WRITTEN TASK =>
Below are the records. Restate word for word every line from the one that contains "Read this page and output its text content." through the final line, both included.

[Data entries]
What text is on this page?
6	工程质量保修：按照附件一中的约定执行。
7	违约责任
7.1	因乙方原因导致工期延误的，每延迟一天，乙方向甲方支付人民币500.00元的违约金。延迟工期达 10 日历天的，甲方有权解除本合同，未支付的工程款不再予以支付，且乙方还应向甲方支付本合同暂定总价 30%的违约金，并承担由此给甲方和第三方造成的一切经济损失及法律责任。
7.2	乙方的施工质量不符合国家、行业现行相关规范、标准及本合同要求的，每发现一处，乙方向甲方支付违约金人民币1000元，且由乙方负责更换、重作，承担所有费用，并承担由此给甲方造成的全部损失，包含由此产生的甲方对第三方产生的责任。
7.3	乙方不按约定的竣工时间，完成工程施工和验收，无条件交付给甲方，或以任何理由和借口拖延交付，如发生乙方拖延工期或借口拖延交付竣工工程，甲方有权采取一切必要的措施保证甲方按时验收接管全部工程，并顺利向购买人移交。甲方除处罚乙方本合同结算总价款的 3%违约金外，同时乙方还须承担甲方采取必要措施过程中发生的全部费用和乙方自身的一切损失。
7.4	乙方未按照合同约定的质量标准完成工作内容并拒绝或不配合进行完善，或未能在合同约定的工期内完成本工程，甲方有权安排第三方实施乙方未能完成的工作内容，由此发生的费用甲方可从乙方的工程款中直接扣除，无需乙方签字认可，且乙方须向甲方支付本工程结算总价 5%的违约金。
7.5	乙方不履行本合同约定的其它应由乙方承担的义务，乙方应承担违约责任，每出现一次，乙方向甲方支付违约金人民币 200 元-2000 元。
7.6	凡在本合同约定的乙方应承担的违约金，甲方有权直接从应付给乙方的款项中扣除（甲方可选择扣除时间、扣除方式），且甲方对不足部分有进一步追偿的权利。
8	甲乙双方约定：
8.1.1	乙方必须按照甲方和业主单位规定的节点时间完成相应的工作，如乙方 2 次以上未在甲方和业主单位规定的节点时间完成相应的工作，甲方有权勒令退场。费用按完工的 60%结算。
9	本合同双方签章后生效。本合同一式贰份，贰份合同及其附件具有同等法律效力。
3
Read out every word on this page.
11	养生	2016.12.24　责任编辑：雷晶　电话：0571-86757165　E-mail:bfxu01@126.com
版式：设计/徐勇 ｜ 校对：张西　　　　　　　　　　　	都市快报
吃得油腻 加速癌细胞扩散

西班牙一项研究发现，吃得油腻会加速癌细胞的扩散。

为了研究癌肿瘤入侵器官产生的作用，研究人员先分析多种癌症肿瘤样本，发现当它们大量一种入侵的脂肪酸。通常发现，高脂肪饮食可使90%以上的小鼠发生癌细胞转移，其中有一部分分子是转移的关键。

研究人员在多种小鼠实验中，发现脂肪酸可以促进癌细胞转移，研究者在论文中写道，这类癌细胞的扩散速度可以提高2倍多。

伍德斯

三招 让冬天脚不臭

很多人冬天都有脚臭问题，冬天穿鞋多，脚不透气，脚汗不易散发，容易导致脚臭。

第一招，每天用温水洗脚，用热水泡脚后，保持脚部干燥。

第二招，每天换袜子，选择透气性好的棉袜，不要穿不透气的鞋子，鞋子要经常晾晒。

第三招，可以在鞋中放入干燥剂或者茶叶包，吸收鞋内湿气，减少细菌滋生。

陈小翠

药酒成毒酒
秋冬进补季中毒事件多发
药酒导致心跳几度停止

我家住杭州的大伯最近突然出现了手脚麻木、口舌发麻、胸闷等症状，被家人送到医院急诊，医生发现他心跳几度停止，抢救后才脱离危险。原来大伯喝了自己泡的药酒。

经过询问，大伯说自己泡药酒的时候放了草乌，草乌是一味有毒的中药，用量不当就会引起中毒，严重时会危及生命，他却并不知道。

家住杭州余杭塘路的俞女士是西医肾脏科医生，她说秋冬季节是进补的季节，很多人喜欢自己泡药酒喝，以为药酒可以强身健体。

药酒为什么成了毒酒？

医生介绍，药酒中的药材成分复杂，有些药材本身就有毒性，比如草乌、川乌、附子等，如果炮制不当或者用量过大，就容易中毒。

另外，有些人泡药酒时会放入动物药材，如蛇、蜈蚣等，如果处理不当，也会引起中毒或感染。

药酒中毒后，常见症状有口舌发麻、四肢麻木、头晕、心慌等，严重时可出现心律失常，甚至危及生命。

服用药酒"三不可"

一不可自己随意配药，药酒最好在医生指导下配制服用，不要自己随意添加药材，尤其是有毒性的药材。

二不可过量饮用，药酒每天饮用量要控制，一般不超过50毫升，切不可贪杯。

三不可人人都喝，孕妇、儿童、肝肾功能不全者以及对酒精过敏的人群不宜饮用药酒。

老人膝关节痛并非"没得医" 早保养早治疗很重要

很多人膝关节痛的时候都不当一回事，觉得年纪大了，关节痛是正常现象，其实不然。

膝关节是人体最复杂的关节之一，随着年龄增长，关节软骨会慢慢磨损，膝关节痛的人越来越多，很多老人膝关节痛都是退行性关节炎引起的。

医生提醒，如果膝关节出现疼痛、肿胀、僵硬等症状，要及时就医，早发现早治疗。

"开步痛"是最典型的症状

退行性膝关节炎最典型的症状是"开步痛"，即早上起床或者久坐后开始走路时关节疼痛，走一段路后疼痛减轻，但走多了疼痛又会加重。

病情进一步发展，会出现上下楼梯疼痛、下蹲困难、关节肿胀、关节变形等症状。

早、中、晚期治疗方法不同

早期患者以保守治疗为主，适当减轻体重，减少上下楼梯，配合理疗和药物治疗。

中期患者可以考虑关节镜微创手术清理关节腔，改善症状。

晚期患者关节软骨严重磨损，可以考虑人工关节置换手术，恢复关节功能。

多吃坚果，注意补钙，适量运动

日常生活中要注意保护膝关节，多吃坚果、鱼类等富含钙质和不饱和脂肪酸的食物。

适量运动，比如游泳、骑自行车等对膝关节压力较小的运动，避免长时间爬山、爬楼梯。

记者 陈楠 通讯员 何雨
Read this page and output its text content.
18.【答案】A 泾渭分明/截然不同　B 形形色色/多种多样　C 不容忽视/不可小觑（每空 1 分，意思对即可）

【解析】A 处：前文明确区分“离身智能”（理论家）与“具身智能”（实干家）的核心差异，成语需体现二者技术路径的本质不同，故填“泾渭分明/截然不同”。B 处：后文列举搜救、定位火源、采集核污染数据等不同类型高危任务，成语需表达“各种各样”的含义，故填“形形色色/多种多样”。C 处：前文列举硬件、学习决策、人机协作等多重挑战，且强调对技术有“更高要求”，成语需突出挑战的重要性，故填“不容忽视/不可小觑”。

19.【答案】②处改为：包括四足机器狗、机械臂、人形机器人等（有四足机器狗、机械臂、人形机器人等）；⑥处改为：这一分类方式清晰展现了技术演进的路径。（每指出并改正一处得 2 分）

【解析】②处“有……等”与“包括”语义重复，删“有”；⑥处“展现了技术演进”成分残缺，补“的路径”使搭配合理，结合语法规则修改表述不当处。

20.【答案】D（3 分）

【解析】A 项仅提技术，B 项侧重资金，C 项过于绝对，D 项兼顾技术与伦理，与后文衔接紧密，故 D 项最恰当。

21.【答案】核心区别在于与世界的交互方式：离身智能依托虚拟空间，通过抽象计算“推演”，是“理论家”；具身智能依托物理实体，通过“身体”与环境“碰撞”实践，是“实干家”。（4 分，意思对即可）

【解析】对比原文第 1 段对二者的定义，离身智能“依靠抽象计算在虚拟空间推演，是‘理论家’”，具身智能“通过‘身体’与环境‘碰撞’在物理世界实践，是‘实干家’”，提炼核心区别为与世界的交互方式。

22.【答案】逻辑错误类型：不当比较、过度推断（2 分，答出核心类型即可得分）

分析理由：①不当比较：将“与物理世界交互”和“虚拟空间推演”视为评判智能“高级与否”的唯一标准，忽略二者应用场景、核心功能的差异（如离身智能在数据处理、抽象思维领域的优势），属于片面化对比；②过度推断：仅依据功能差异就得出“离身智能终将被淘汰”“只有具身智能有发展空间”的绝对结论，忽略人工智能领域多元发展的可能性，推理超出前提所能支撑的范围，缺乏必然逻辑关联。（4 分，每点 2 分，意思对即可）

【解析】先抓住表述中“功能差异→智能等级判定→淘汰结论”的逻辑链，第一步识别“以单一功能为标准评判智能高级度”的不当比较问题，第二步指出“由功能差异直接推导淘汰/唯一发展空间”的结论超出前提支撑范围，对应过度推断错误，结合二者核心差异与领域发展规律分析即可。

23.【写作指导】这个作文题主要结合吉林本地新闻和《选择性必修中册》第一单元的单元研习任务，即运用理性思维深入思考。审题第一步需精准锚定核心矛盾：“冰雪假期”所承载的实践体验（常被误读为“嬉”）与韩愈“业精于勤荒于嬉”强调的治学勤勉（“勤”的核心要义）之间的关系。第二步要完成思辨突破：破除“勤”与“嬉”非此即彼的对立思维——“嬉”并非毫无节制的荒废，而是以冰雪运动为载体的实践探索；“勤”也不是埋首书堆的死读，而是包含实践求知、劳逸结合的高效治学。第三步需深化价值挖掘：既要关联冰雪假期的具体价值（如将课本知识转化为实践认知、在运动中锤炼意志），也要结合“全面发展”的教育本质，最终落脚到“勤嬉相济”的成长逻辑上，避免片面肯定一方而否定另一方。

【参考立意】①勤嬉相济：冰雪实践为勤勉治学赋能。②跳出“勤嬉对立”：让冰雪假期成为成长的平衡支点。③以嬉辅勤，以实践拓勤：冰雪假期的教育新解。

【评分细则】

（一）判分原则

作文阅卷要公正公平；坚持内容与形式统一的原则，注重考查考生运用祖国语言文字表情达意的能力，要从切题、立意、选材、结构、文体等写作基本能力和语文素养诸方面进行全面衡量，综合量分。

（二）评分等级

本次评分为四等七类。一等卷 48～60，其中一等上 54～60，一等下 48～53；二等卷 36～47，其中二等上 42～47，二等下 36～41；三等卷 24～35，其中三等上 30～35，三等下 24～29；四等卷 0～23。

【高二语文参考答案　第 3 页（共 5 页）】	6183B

EXERCISE OUTPUT =>
Read this page and output its text content.
18.【答案】A 泾渭分明/截然不同　B 形形色色/多种多样　C 不容忽视/不可小觑（每空 1 分，意思对即可）

【解析】A 处：前文明确区分“离身智能”（理论家）与“具身智能”（实干家）的核心差异，成语需体现二者技术路径的本质不同，故填“泾渭分明/截然不同”。B 处：后文列举搜救、定位火源、采集核污染数据等不同类型高危任务，成语需表达“各种各样”的含义，故填“形形色色/多种多样”。C 处：前文列举硬件、学习决策、人机协作等多重挑战，且强调对技术有“更高要求”，成语需突出挑战的重要性，故填“不容忽视/不可小觑”。

19.【答案】②处改为：包括四足机器狗、机械臂、人形机器人等（有四足机器狗、机械臂、人形机器人等）；⑥处改为：这一分类方式清晰展现了技术演进的路径。（每指出并改正一处得 2 分）

【解析】②处“有……等”与“包括”语义重复，删“有”；⑥处“展现了技术演进”成分残缺，补“的路径”使搭配合理，结合语法规则修改表述不当处。

20.【答案】D（3 分）

【解析】A 项仅提技术，B 项侧重资金，C 项过于绝对，D 项兼顾技术与伦理，与后文衔接紧密，故 D 项最恰当。

21.【答案】核心区别在于与世界的交互方式：离身智能依托虚拟空间，通过抽象计算“推演”，是“理论家”；具身智能依托物理实体，通过“身体”与环境“碰撞”实践，是“实干家”。（4 分，意思对即可）

【解析】对比原文第 1 段对二者的定义，离身智能“依靠抽象计算在虚拟空间推演，是‘理论家’”，具身智能“通过‘身体’与环境‘碰撞’在物理世界实践，是‘实干家’”，提炼核心区别为与世界的交互方式。

22.【答案】逻辑错误类型：不当比较、过度推断（2 分，答出核心类型即可得分）

分析理由：①不当比较：将“与物理世界交互”和“虚拟空间推演”视为评判智能“高级与否”的唯一标准，忽略二者应用场景、核心功能的差异（如离身智能在数据处理、抽象思维领域的优势），属于片面化对比；②过度推断：仅依据功能差异就得出“离身智能终将被淘汰”“只有具身智能有发展空间”的绝对结论，忽略人工智能领域多元发展的可能性，推理超出前提所能支撑的范围，缺乏必然逻辑关联。（4 分，每点 2 分，意思对即可）

【解析】先抓住表述中“功能差异→智能等级判定→淘汰结论”的逻辑链，第一步识别“以单一功能为标准评判智能高级度”的不当比较问题，第二步指出“由功能差异直接推导淘汰/唯一发展空间”的结论超出前提支撑范围，对应过度推断错误，结合二者核心差异与领域发展规律分析即可。

23.【写作指导】这个作文题主要结合吉林本地新闻和《选择性必修中册》第一单元的单元研习任务，即运用理性思维深入思考。审题第一步需精准锚定核心矛盾：“冰雪假期”所承载的实践体验（常被误读为“嬉”）与韩愈“业精于勤荒于嬉”强调的治学勤勉（“勤”的核心要义）之间的关系。第二步要完成思辨突破：破除“勤”与“嬉”非此即彼的对立思维——“嬉”并非毫无节制的荒废，而是以冰雪运动为载体的实践探索；“勤”也不是埋首书堆的死读，而是包含实践求知、劳逸结合的高效治学。第三步需深化价值挖掘：既要关联冰雪假期的具体价值（如将课本知识转化为实践认知、在运动中锤炼意志），也要结合“全面发展”的教育本质，最终落脚到“勤嬉相济”的成长逻辑上，避免片面肯定一方而否定另一方。

【参考立意】①勤嬉相济：冰雪实践为勤勉治学赋能。②跳出“勤嬉对立”：让冰雪假期成为成长的平衡支点。③以嬉辅勤，以实践拓勤：冰雪假期的教育新解。

【评分细则】

（一）判分原则

作文阅卷要公正公平；坚持内容与形式统一的原则，注重考查考生运用祖国语言文字表情达意的能力，要从切题、立意、选材、结构、文体等写作基本能力和语文素养诸方面进行全面衡量，综合量分。

（二）评分等级

本次评分为四等七类。一等卷 48～60，其中一等上 54～60，一等下 48～53；二等卷 36～47，其中二等上 42～47，二等下 36～41；三等卷 24～35，其中三等上 30～35，三等下 24～29；四等卷 0～23。

【高二语文参考答案　第 3 页（共 5 页）】	6183B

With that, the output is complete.